>> BEGIN Extracted records

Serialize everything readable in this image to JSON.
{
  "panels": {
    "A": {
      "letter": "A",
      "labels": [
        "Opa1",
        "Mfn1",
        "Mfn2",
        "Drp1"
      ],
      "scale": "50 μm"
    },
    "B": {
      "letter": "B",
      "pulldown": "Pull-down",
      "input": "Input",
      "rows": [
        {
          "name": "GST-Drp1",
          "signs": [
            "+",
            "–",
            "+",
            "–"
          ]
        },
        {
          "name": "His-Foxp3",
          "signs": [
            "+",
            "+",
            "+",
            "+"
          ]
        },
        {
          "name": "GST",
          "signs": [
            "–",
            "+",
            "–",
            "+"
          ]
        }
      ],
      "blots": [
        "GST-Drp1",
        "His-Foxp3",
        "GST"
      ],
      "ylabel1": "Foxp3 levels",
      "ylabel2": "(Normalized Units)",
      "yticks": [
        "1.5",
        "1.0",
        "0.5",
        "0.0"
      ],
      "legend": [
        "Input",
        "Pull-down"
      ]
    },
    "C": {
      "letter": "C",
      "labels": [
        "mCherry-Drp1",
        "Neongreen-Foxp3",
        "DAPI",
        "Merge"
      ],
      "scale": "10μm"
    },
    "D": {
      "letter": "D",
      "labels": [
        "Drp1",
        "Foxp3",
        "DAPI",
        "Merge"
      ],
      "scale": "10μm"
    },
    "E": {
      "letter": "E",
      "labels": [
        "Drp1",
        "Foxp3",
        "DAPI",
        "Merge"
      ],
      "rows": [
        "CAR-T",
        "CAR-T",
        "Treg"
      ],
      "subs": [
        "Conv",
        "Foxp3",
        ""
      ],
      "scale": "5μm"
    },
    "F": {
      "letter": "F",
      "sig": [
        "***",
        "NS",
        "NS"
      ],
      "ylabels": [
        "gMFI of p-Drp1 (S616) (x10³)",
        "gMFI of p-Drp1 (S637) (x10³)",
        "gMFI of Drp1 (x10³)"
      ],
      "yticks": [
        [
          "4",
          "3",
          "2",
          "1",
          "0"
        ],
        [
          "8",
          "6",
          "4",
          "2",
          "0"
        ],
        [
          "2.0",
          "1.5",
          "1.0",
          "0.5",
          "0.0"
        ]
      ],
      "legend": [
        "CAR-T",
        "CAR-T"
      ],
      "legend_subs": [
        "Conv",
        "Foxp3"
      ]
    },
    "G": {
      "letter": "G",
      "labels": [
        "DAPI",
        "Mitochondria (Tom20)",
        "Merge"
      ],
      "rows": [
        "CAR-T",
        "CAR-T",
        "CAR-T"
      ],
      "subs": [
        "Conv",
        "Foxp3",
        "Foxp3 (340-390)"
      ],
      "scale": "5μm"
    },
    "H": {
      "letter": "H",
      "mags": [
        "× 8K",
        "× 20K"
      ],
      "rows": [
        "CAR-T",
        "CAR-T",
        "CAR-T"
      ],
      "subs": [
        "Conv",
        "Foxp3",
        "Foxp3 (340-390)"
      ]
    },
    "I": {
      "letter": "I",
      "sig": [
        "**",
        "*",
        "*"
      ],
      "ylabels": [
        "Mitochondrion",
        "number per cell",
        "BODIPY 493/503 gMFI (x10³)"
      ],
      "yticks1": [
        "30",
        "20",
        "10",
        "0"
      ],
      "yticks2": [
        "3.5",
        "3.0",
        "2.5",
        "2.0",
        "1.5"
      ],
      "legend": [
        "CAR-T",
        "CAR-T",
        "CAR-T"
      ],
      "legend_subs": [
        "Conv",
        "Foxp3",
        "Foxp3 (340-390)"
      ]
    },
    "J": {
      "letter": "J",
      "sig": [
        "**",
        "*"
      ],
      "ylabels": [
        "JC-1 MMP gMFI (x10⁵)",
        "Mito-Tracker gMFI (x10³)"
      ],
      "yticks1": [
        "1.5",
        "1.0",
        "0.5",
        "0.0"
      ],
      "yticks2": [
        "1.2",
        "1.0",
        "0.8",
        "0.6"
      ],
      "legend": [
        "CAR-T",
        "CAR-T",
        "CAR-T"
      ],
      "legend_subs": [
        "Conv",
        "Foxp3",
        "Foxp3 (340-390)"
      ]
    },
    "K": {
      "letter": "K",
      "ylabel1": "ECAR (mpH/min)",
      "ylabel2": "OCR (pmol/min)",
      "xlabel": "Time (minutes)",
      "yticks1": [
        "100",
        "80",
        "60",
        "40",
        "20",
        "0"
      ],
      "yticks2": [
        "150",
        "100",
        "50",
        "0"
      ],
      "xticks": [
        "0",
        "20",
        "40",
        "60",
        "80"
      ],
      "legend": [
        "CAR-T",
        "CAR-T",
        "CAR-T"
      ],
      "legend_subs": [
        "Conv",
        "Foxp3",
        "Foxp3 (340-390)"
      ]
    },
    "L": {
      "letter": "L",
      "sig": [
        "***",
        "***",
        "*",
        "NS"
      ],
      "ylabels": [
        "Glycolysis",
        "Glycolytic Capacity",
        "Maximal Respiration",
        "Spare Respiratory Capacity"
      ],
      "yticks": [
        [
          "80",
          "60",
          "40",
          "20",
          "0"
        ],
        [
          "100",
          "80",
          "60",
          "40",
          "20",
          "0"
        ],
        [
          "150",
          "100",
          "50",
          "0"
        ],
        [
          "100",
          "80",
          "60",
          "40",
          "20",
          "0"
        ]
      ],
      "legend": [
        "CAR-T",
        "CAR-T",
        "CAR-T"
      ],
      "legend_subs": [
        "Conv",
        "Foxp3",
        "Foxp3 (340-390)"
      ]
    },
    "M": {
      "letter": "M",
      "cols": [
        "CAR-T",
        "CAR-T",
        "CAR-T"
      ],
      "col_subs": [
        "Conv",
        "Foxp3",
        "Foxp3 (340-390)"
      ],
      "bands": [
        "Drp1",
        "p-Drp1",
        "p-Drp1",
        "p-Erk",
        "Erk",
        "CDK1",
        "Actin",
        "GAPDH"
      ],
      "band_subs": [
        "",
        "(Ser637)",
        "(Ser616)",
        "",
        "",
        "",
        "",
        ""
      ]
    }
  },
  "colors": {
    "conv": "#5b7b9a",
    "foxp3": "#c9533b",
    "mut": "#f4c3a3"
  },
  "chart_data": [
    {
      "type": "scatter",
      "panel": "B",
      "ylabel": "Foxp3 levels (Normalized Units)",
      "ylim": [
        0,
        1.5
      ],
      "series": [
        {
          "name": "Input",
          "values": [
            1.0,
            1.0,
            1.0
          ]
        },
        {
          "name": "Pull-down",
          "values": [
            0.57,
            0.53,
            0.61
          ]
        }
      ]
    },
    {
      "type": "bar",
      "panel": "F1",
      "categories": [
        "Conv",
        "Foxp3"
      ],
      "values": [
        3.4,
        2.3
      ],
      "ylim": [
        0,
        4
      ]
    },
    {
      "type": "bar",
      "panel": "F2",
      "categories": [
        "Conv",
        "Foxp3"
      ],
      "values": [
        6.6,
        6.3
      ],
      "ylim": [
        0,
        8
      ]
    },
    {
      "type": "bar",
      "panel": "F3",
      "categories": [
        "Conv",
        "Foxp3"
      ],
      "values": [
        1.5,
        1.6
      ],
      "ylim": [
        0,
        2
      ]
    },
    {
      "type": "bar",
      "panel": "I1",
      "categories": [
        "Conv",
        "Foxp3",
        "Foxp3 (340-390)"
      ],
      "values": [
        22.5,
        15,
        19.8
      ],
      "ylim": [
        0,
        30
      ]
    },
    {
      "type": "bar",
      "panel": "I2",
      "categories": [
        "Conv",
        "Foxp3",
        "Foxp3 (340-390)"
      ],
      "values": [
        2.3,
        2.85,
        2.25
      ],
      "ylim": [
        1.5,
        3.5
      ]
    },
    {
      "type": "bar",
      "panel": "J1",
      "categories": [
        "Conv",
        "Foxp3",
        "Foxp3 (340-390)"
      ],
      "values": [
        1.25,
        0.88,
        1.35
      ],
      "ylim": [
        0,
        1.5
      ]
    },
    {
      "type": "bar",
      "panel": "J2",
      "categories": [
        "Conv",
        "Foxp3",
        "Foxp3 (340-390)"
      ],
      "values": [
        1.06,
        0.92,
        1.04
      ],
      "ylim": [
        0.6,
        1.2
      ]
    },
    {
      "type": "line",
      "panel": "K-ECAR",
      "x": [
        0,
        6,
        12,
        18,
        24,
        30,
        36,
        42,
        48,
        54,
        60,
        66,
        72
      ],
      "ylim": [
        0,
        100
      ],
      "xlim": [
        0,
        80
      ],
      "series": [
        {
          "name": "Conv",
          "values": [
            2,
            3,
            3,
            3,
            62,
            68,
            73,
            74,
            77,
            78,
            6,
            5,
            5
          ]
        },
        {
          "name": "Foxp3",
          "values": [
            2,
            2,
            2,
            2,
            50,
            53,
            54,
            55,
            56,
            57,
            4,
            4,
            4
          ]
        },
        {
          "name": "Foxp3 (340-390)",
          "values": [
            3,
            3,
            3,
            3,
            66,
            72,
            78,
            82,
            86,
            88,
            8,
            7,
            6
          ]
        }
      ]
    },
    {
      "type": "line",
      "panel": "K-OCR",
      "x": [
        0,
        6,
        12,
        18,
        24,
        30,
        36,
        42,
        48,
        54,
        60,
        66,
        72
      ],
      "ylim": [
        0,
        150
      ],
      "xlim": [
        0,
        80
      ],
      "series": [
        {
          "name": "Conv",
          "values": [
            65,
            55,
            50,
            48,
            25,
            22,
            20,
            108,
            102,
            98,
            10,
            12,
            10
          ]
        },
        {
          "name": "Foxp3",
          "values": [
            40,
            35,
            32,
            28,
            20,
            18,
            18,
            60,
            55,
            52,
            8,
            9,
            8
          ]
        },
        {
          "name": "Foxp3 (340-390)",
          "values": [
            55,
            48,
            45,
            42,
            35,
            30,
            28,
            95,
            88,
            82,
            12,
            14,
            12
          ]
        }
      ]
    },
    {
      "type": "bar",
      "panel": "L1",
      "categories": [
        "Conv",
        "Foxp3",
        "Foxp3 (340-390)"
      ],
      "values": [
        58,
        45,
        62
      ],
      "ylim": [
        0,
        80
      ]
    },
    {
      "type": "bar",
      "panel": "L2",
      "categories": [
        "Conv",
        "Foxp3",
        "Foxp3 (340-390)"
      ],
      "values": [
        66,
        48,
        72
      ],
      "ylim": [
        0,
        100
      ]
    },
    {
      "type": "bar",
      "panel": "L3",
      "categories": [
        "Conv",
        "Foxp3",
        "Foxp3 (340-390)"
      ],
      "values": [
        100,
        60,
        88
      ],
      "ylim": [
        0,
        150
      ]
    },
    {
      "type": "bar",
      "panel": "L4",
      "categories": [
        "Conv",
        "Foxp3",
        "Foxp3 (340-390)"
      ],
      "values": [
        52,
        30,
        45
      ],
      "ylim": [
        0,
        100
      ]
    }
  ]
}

>> END Extracted records

■ **Set exercise**
State how many lines of the records above contain the word "down", giving only that number.

■ **Complete response**
3